Work to be completed:
Repeat the whole listing exactly as written.

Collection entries

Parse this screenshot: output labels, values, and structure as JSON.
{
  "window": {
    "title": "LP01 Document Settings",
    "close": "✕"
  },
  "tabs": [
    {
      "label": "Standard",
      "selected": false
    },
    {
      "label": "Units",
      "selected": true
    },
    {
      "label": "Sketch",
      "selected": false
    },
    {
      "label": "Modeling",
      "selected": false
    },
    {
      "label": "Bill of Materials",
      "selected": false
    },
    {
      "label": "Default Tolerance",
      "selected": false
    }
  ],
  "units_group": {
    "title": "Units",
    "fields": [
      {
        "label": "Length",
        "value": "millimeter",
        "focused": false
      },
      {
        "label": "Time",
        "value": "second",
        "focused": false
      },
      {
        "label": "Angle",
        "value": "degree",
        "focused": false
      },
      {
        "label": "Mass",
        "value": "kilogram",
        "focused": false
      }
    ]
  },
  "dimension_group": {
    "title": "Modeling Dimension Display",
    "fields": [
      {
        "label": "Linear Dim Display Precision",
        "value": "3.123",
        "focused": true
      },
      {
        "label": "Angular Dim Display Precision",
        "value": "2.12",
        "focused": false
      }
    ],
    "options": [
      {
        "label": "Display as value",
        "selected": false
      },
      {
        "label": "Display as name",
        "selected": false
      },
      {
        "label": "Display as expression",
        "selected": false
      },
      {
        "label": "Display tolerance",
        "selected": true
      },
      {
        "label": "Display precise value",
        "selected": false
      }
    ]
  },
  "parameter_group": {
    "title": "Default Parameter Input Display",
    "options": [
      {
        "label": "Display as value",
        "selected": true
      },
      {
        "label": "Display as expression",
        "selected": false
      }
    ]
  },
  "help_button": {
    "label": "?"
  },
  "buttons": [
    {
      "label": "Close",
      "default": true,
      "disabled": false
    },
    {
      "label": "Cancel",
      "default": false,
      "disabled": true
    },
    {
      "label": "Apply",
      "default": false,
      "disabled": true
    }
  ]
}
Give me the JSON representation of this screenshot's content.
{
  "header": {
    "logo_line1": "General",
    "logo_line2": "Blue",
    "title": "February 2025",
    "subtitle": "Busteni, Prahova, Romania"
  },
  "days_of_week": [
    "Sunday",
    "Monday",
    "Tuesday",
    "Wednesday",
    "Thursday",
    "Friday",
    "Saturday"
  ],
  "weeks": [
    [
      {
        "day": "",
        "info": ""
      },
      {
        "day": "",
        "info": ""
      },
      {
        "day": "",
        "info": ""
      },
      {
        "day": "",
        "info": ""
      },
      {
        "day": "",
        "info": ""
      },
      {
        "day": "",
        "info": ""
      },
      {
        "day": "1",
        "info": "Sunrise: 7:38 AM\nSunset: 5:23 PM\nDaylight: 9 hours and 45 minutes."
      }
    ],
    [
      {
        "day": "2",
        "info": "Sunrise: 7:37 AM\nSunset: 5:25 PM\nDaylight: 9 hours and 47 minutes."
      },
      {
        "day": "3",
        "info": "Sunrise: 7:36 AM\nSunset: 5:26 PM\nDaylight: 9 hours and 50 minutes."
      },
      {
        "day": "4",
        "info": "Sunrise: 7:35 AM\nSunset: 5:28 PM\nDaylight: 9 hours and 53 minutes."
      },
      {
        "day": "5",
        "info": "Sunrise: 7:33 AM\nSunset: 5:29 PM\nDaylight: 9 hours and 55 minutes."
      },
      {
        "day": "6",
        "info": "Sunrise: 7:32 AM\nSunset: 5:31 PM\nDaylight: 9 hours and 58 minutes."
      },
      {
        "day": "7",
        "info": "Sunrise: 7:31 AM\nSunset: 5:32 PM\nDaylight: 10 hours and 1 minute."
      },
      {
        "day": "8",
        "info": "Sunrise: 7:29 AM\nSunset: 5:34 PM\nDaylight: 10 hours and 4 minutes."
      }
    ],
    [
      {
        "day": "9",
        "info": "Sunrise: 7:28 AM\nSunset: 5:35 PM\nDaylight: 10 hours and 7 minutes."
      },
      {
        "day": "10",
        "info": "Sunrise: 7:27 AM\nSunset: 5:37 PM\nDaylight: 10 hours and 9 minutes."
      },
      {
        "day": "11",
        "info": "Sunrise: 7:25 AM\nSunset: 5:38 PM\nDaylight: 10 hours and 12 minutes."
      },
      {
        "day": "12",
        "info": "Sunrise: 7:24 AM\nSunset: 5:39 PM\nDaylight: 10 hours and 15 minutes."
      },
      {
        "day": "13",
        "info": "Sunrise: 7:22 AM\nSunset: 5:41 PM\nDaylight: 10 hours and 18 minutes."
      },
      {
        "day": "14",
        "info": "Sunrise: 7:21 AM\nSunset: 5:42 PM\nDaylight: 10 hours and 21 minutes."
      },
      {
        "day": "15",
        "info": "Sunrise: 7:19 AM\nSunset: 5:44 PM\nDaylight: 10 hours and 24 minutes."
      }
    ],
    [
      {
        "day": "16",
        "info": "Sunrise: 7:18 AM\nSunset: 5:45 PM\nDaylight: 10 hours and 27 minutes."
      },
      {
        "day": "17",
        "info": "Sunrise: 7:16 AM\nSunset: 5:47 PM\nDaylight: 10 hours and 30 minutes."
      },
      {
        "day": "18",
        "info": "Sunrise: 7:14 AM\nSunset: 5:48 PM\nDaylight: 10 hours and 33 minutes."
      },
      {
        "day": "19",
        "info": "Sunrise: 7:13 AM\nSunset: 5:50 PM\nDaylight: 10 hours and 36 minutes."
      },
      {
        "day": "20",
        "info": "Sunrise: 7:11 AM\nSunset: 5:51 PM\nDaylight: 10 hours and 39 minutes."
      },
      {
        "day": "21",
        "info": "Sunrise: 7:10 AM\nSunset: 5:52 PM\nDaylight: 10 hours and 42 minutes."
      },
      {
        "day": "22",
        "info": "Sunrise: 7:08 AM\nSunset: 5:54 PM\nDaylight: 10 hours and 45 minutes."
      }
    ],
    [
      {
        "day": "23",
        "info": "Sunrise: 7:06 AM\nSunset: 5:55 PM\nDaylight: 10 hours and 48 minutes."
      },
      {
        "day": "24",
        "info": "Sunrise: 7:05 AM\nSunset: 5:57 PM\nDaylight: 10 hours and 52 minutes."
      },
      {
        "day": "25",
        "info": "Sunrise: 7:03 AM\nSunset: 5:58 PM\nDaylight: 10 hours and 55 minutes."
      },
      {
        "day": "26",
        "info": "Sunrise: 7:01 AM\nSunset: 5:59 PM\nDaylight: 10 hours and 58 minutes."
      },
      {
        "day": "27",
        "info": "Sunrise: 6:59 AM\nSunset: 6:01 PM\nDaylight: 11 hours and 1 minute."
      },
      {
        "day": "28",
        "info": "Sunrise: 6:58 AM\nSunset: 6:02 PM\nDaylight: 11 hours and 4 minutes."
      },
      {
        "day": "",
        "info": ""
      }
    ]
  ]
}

Output for this task:
Parse this screenshot: output labels, values, and structure as JSON.
{
  "window": {
    "title": "LP01 Document Settings",
    "close": "✕"
  },
  "tabs": [
    {
      "label": "Standard",
      "selected": false
    },
    {
      "label": "Units",
      "selected": true
    },
    {
      "label": "Sketch",
      "selected": false
    },
    {
      "label": "Modeling",
      "selected": false
    },
    {
      "label": "Bill of Materials",
      "selected": false
    },
    {
      "label": "Default Tolerance",
      "selected": false
    }
  ],
  "units_group": {
    "title": "Units",
    "fields": [
      {
        "label": "Length",
        "value": "millimeter",
        "focused": false
      },
      {
        "label": "Time",
        "value": "second",
        "focused": false
      },
      {
        "label": "Angle",
        "value": "degree",
        "focused": false
      },
      {
        "label": "Mass",
        "value": "kilogram",
        "focused": false
      }
    ]
  },
  "dimension_group": {
    "title": "Modeling Dimension Display",
    "fields": [
      {
        "label": "Linear Dim Display Precision",
        "value": "3.123",
        "focused": true
      },
      {
        "label": "Angular Dim Display Precision",
        "value": "2.12",
        "focused": false
      }
    ],
    "options": [
      {
        "label": "Display as value",
        "selected": false
      },
      {
        "label": "Display as name",
        "selected": false
      },
      {
        "label": "Display as expression",
        "selected": false
      },
      {
        "label": "Display tolerance",
        "selected": true
      },
      {
        "label": "Display precise value",
        "selected": false
      }
    ]
  },
  "parameter_group": {
    "title": "Default Parameter Input Display",
    "options": [
      {
        "label": "Display as value",
        "selected": true
      },
      {
        "label": "Display as expression",
        "selected": false
      }
    ]
  },
  "help_button": {
    "label": "?"
  },
  "buttons": [
    {
      "label": "Close",
      "default": true,
      "disabled": false
    },
    {
      "label": "Cancel",
      "default": false,
      "disabled": true
    },
    {
      "label": "Apply",
      "default": false,
      "disabled": true
    }
  ]
}
Give me the JSON representation of this screenshot's content.
{
  "header": {
    "logo_line1": "General",
    "logo_line2": "Blue",
    "title": "February 2025",
    "subtitle": "Busteni, Prahova, Romania"
  },
  "days_of_week": [
    "Sunday",
    "Monday",
    "Tuesday",
    "Wednesday",
    "Thursday",
    "Friday",
    "Saturday"
  ],
  "weeks": [
    [
      {
        "day": "",
        "info": ""
      },
      {
        "day": "",
        "info": ""
      },
      {
        "day": "",
        "info": ""
      },
      {
        "day": "",
        "info": ""
      },
      {
        "day": "",
        "info": ""
      },
      {
        "day": "",
        "info": ""
      },
      {
        "day": "1",
        "info": "Sunrise: 7:38 AM\nSunset: 5:23 PM\nDaylight: 9 hours and 45 minutes."
      }
    ],
    [
      {
        "day": "2",
        "info": "Sunrise: 7:37 AM\nSunset: 5:25 PM\nDaylight: 9 hours and 47 minutes."
      },
      {
        "day": "3",
        "info": "Sunrise: 7:36 AM\nSunset: 5:26 PM\nDaylight: 9 hours and 50 minutes."
      },
      {
        "day": "4",
        "info": "Sunrise: 7:35 AM\nSunset: 5:28 PM\nDaylight: 9 hours and 53 minutes."
      },
      {
        "day": "5",
        "info": "Sunrise: 7:33 AM\nSunset: 5:29 PM\nDaylight: 9 hours and 55 minutes."
      },
      {
        "day": "6",
        "info": "Sunrise: 7:32 AM\nSunset: 5:31 PM\nDaylight: 9 hours and 58 minutes."
      },
      {
        "day": "7",
        "info": "Sunrise: 7:31 AM\nSunset: 5:32 PM\nDaylight: 10 hours and 1 minute."
      },
      {
        "day": "8",
        "info": "Sunrise: 7:29 AM\nSunset: 5:34 PM\nDaylight: 10 hours and 4 minutes."
      }
    ],
    [
      {
        "day": "9",
        "info": "Sunrise: 7:28 AM\nSunset: 5:35 PM\nDaylight: 10 hours and 7 minutes."
      },
      {
        "day": "10",
        "info": "Sunrise: 7:27 AM\nSunset: 5:37 PM\nDaylight: 10 hours and 9 minutes."
      },
      {
        "day": "11",
        "info": "Sunrise: 7:25 AM\nSunset: 5:38 PM\nDaylight: 10 hours and 12 minutes."
      },
      {
        "day": "12",
        "info": "Sunrise: 7:24 AM\nSunset: 5:39 PM\nDaylight: 10 hours and 15 minutes."
      },
      {
        "day": "13",
        "info": "Sunrise: 7:22 AM\nSunset: 5:41 PM\nDaylight: 10 hours and 18 minutes."
      },
      {
        "day": "14",
        "info": "Sunrise: 7:21 AM\nSunset: 5:42 PM\nDaylight: 10 hours and 21 minutes."
      },
      {
        "day": "15",
        "info": "Sunrise: 7:19 AM\nSunset: 5:44 PM\nDaylight: 10 hours and 24 minutes."
      }
    ],
    [
      {
        "day": "16",
        "info": "Sunrise: 7:18 AM\nSunset: 5:45 PM\nDaylight: 10 hours and 27 minutes."
      },
      {
        "day": "17",
        "info": "Sunrise: 7:16 AM\nSunset: 5:47 PM\nDaylight: 10 hours and 30 minutes."
      },
      {
        "day": "18",
        "info": "Sunrise: 7:14 AM\nSunset: 5:48 PM\nDaylight: 10 hours and 33 minutes."
      },
      {
        "day": "19",
        "info": "Sunrise: 7:13 AM\nSunset: 5:50 PM\nDaylight: 10 hours and 36 minutes."
      },
      {
        "day": "20",
        "info": "Sunrise: 7:11 AM\nSunset: 5:51 PM\nDaylight: 10 hours and 39 minutes."
      },
      {
        "day": "21",
        "info": "Sunrise: 7:10 AM\nSunset: 5:52 PM\nDaylight: 10 hours and 42 minutes."
      },
      {
        "day": "22",
        "info": "Sunrise: 7:08 AM\nSunset: 5:54 PM\nDaylight: 10 hours and 45 minutes."
      }
    ],
    [
      {
        "day": "23",
        "info": "Sunrise: 7:06 AM\nSunset: 5:55 PM\nDaylight: 10 hours and 48 minutes."
      },
      {
        "day": "24",
        "info": "Sunrise: 7:05 AM\nSunset: 5:57 PM\nDaylight: 10 hours and 52 minutes."
      },
      {
        "day": "25",
        "info": "Sunrise: 7:03 AM\nSunset: 5:58 PM\nDaylight: 10 hours and 55 minutes."
      },
      {
        "day": "26",
        "info": "Sunrise: 7:01 AM\nSunset: 5:59 PM\nDaylight: 10 hours and 58 minutes."
      },
      {
        "day": "27",
        "info": "Sunrise: 6:59 AM\nSunset: 6:01 PM\nDaylight: 11 hours and 1 minute."
      },
      {
        "day": "28",
        "info": "Sunrise: 6:58 AM\nSunset: 6:02 PM\nDaylight: 11 hours and 4 minutes."
      },
      {
        "day": "",
        "info": ""
      }
    ]
  ]
}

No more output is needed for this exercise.